**AIM**
Could you reproduce the stretch of the flounder-light thread from "I was old school" through "beat this rig!", word for word?

**EXTRACT**
....

Jerrys LED Lights are what I use and they're great lights. I think you can find his info on craigs list. He's out of victoria. I built some from smacks post with the lights from oznium and they're ok, but Jerrys will blow them away. Bright enough to use below water or if it's calm you can use them above water as well.


----------



## Fishtrap2

*Flounder lights*

I built several for myself and provided some 2 Coolers with a set of plans a few years ago...here they are again if interested.


----------



## Fishtrap2

*Flounder Light*

They work pretty well and will go for hours on a 12V feeder battery... might even be some stronger LED bulbs out there now.


----------



## bowmansdad

Thanks, Fishtrap! I think I could even build one! Green to you!


----------



## SaltwaterJunkie

fishtrap said:


> I built several for myself and provided some 2 Coolers with a set of plans a few years ago...here they are again if interested.


X2


----------



## Big Guns 1971

what is a 2'' female DWV?


----------



## CoastalOutfitters

i have a couple of propane ones that came from FLa. that screw on a bottle and have 2 exposed mantles inside a ss bowl.

very bright and light, good thing about them is you can look around ahead of you and see what's coming up

2 of em on ebay right now


----------



## TopwaterMD

I was old school with the Coleman lantern and shield for years until I found a lightweight PVC rig from Stiffy products. LED technology is very lightweight and runs for up to six hours on 4 AA batteries. And they float which helps if one slips off the boat. Hard to beat this rig!


----------



## tmyfml

my kids use the led head lamps that you can buy at Academy. they are relatively cheap, work on AA batteries and give off good light.


----------

....

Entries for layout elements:
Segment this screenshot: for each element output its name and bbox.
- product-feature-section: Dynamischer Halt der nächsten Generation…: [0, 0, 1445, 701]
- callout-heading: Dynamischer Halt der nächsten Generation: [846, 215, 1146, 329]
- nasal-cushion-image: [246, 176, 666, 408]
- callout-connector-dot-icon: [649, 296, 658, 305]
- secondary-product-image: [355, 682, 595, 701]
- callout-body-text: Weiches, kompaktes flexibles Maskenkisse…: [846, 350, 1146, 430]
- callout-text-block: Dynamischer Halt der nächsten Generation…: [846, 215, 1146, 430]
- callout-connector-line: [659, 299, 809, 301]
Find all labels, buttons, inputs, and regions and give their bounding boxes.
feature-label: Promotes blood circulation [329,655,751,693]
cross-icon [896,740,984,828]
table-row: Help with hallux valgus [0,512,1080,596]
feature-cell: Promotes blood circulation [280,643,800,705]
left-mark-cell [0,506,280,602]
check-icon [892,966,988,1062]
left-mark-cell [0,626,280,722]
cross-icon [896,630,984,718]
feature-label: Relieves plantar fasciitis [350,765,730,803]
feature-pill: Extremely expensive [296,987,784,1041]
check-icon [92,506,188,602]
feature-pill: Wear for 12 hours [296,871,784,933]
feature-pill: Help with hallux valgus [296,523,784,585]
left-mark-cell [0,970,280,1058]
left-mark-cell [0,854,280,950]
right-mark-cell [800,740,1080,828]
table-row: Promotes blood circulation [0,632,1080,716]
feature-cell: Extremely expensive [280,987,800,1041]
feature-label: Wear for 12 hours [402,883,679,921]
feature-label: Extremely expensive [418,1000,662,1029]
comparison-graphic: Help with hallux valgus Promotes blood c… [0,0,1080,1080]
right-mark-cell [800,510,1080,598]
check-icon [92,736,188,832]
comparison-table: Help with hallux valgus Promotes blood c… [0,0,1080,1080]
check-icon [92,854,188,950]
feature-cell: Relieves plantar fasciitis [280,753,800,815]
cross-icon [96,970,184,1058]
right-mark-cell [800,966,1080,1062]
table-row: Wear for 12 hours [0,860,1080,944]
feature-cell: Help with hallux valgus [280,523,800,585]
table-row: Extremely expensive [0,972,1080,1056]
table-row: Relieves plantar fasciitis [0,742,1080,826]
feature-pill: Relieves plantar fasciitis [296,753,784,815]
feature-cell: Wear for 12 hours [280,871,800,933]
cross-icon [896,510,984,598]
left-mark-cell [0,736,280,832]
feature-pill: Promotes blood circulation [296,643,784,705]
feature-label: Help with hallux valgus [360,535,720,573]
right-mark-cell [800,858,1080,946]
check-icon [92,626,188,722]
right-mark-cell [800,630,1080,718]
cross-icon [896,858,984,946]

....

**TASK RESPONSE**
I was old school with the Coleman lantern and shield for years until I found a lightweight PVC rig from Stiffy products. LED technology is very lightweight and runs for up to six hours on 4 AA batteries. And they float which helps if one slips off the boat. Hard to beat this rig!